Extract every line where the string "coulées" appears.

──────── MATERIAL SUPPLIED

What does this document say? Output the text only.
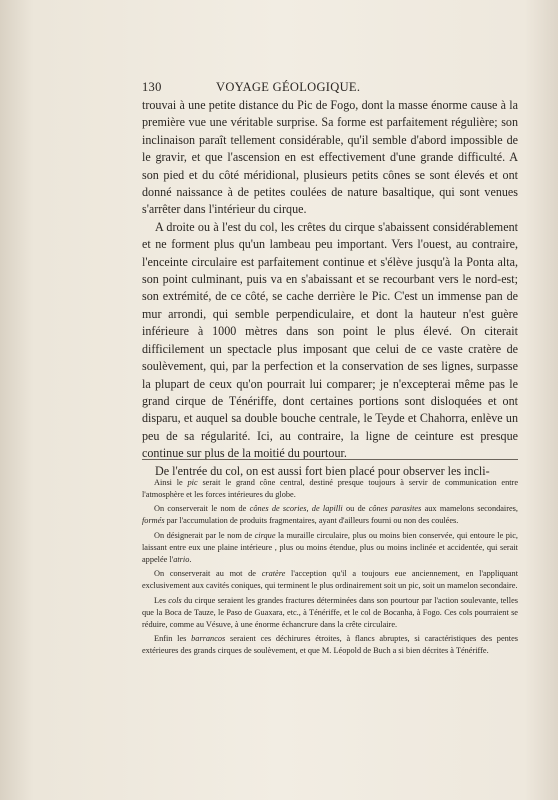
130	VOYAGE GÉOLOGIQUE.

trouvai à une petite distance du Pic de Fogo, dont la masse énorme cause à la première vue une véritable surprise. Sa forme est parfaitement régulière; son inclinaison paraît tellement considérable, qu'il semble d'abord impossible de le gravir, et que l'ascension en est effectivement d'une grande difficulté. A son pied et du côté méridional, plusieurs petits cônes se sont élevés et ont donné naissance à de petites coulées de nature basaltique, qui sont venues s'arrêter dans l'intérieur du cirque.

A droite ou à l'est du col, les crêtes du cirque s'abaissent considérablement et ne forment plus qu'un lambeau peu important. Vers l'ouest, au contraire, l'enceinte circulaire est parfaitement continue et s'élève jusqu'à la Ponta alta, son point culminant, puis va en s'abaissant et se recourbant vers le nord-est; son extrémité, de ce côté, se cache derrière le Pic. C'est un immense pan de mur arrondi, qui semble perpendiculaire, et dont la hauteur n'est guère inférieure à 1000 mètres dans son point le plus élevé. On citerait difficilement un spectacle plus imposant que celui de ce vaste cratère de soulèvement, qui, par la perfection et la conservation de ses lignes, surpasse la plupart de ceux qu'on pourrait lui comparer; je n'excepterai même pas le grand cirque de Ténériffe, dont certaines portions sont disloquées et ont disparu, et auquel sa double bouche centrale, le Teyde et Chahorra, enlève un peu de sa régularité. Ici, au contraire, la ligne de ceinture est presque continue sur plus de la moitié du pourtour.

De l'entrée du col, on est aussi fort bien placé pour observer les incli-

Ainsi le pic serait le grand cône central, destiné presque toujours à servir de communication entre l'atmosphère et les forces intérieures du globe.

On conserverait le nom de cônes de scories, de lapilli ou de cônes parasites aux mamelons secondaires, formés par l'accumulation de produits fragmentaires, ayant d'ailleurs fourni ou non des coulées.

On désignerait par le nom de cirque la muraille circulaire, plus ou moins bien conservée, qui entoure le pic, laissant entre eux une plaine intérieure , plus ou moins étendue, plus ou moins inclinée et accidentée, qui serait appelée l'atrio.

On conserverait au mot de cratère l'acception qu'il a toujours eue anciennement, en l'appliquant exclusivement aux cavités coniques, qui terminent le plus ordinairement soit un pic, soit un mamelon secondaire.

Les cols du cirque seraient les grandes fractures déterminées dans son pourtour par l'action soulevante, telles que la Boca de Tauze, le Paso de Guaxara, etc., à Ténériffe, et le col de Bocanha, à Fogo. Ces cols pourraient se réduire, comme au Vésuve, à une énorme échancrure dans la crête circulaire.

Enfin les barrancos seraient ces déchirures étroites, à flancs abruptes, si caractéristiques des pentes extérieures des grands cirques de soulèvement, et que M. Léopold de Buch a si bien décrites à Ténériffe.
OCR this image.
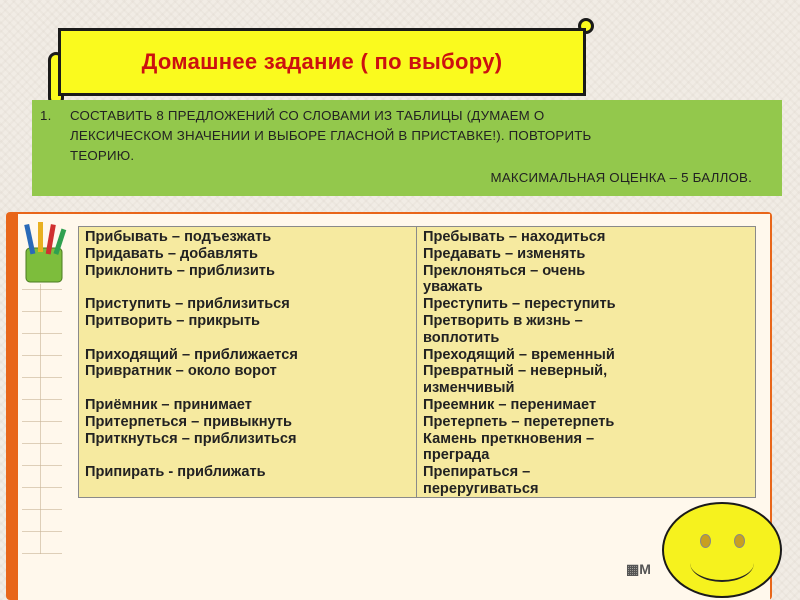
Домашнее задание ( по выбору)
1. СОСТАВИТЬ 8 ПРЕДЛОЖЕНИЙ СО СЛОВАМИ ИЗ ТАБЛИЦЫ (ДУМАЕМ О
ЛЕКСИЧЕСКОМ ЗНАЧЕНИИ И ВЫБОРЕ ГЛАСНОЙ В ПРИСТАВКЕ!). ПОВТОРИТЬ
ТЕОРИЮ.
МАКСИМАЛЬНАЯ ОЦЕНКА – 5 БАЛЛОВ.
Прибывать – подъезжать
Придавать – добавлять
Приклонить – приблизить
Приступить – приблизиться
Притворить – прикрыть
Приходящий – приближается
Привратник – около ворот
Приёмник – принимает
Притерпеться – привыкнуть
Приткнуться – приблизиться
Припирать - приближать
Пребывать – находиться
Предавать – изменять
Преклоняться – очень
уважать
Преступить – переступить
Претворить в жизнь –
воплотить
Преходящий – временный
Превратный – неверный,
изменчивый
Преемник – перенимает
Претерпеть – перетерпеть
Камень преткновения –
преграда
Препираться –
переругиваться
▦M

────────────────

**THE RESULT**
trouvai à une petite distance du Pic de Fogo, dont la masse énorme cause à la première vue une véritable surprise. Sa forme est parfaitement régulière; son inclinaison paraît tellement considérable, qu'il semble d'abord impossible de le gravir, et que l'ascension en est effectivement d'une grande difficulté. A son pied et du côté méridional, plusieurs petits cônes se sont élevés et ont donné naissance à de petites coulées de nature basaltique, qui sont venues s'arrêter dans l'intérieur du cirque.
On conserverait le nom de cônes de scories, de lapilli ou de cônes parasites aux mamelons secondaires, formés par l'accumulation de produits fragmentaires, ayant d'ailleurs fourni ou non des coulées.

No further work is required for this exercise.